◆ GIVEN INSTRUCTION: Repeat every line of the listing below exactly, minus the pictures.

◆ EXTRACTED MATERIAL:
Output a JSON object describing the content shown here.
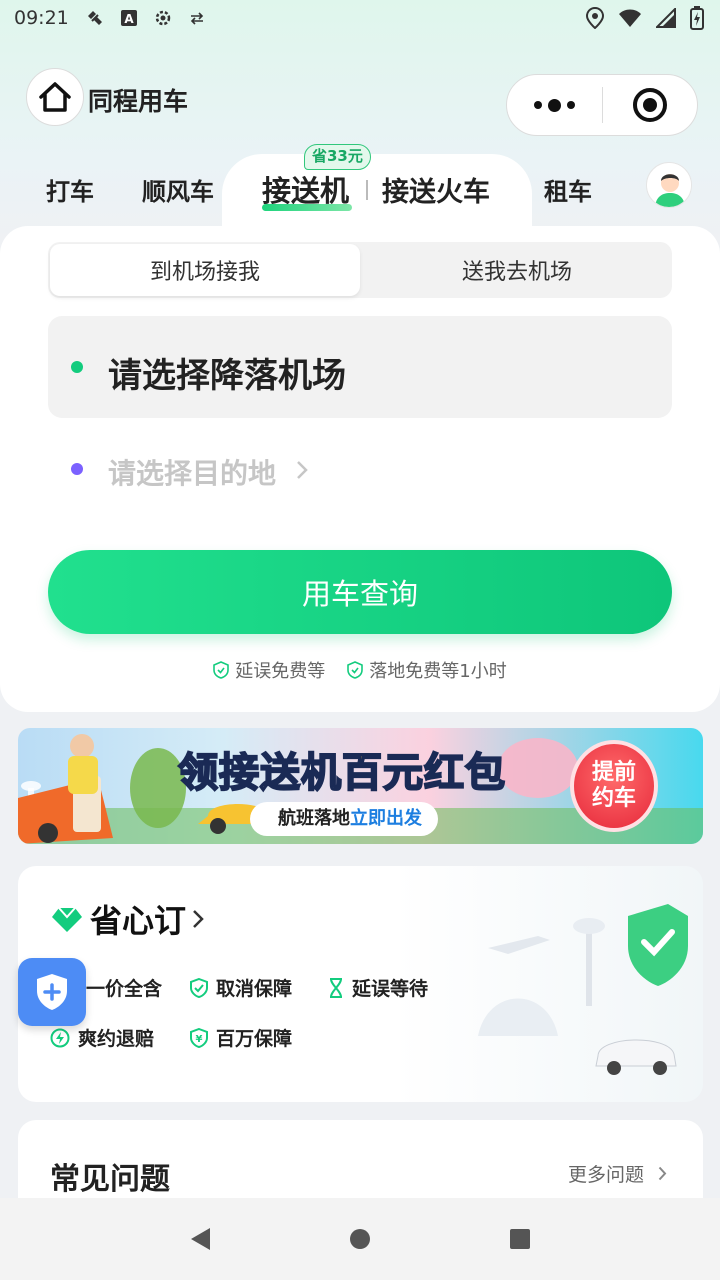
{
  "status_bar": {
    "time": "09:21"
  },
  "header": {
    "title": "同程用车"
  },
  "tabs": [
    {
      "label": "打车"
    },
    {
      "label": "顺风车"
    },
    {
      "label": "接送机",
      "badge": "省33元",
      "active": true
    },
    {
      "label": "接送火车"
    },
    {
      "label": "租车"
    }
  ],
  "segment": {
    "options": [
      "到机场接我",
      "送我去机场"
    ],
    "selected": "到机场接我"
  },
  "form": {
    "from_placeholder": "请选择降落机场",
    "to_placeholder": "请选择目的地",
    "submit_label": "用车查询",
    "guarantees": [
      "延误免费等",
      "落地免费等1小时"
    ]
  },
  "banner": {
    "title_part1": "领接送机",
    "title_part2": "百元红包",
    "sub_part1": "航班落地",
    "sub_part2": "立即出发",
    "cta_line1": "提前",
    "cta_line2": "约车"
  },
  "worry_free": {
    "title": "省心订",
    "features": [
      "一价全含",
      "取消保障",
      "延误等待",
      "爽约退赔",
      "百万保障"
    ]
  },
  "faq": {
    "title": "常见问题",
    "more_label": "更多问题"
  },
  "colors": {
    "accent": "#13CC7E",
    "text": "#222222",
    "placeholder": "#C6C6C6",
    "to_dot": "#7B61FF"
  }
}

◆ EXERCISE OUTPUT:
Output a JSON object describing the content shown here.
{
  "status_bar": {
    "time": "09:21"
  },
  "header": {
    "title": "同程用车"
  },
  "tabs": [
    {
      "label": "打车"
    },
    {
      "label": "顺风车"
    },
    {
      "label": "接送机",
      "badge": "省33元",
      "active": true
    },
    {
      "label": "接送火车"
    },
    {
      "label": "租车"
    }
  ],
  "segment": {
    "options": [
      "到机场接我",
      "送我去机场"
    ],
    "selected": "到机场接我"
  },
  "form": {
    "from_placeholder": "请选择降落机场",
    "to_placeholder": "请选择目的地",
    "submit_label": "用车查询",
    "guarantees": [
      "延误免费等",
      "落地免费等1小时"
    ]
  },
  "banner": {
    "title_part1": "领接送机",
    "title_part2": "百元红包",
    "sub_part1": "航班落地",
    "sub_part2": "立即出发",
    "cta_line1": "提前",
    "cta_line2": "约车"
  },
  "worry_free": {
    "title": "省心订",
    "features": [
      "一价全含",
      "取消保障",
      "延误等待",
      "爽约退赔",
      "百万保障"
    ]
  },
  "faq": {
    "title": "常见问题",
    "more_label": "更多问题"
  },
  "colors": {
    "accent": "#13CC7E",
    "text": "#222222",
    "placeholder": "#C6C6C6",
    "to_dot": "#7B61FF"
  }
}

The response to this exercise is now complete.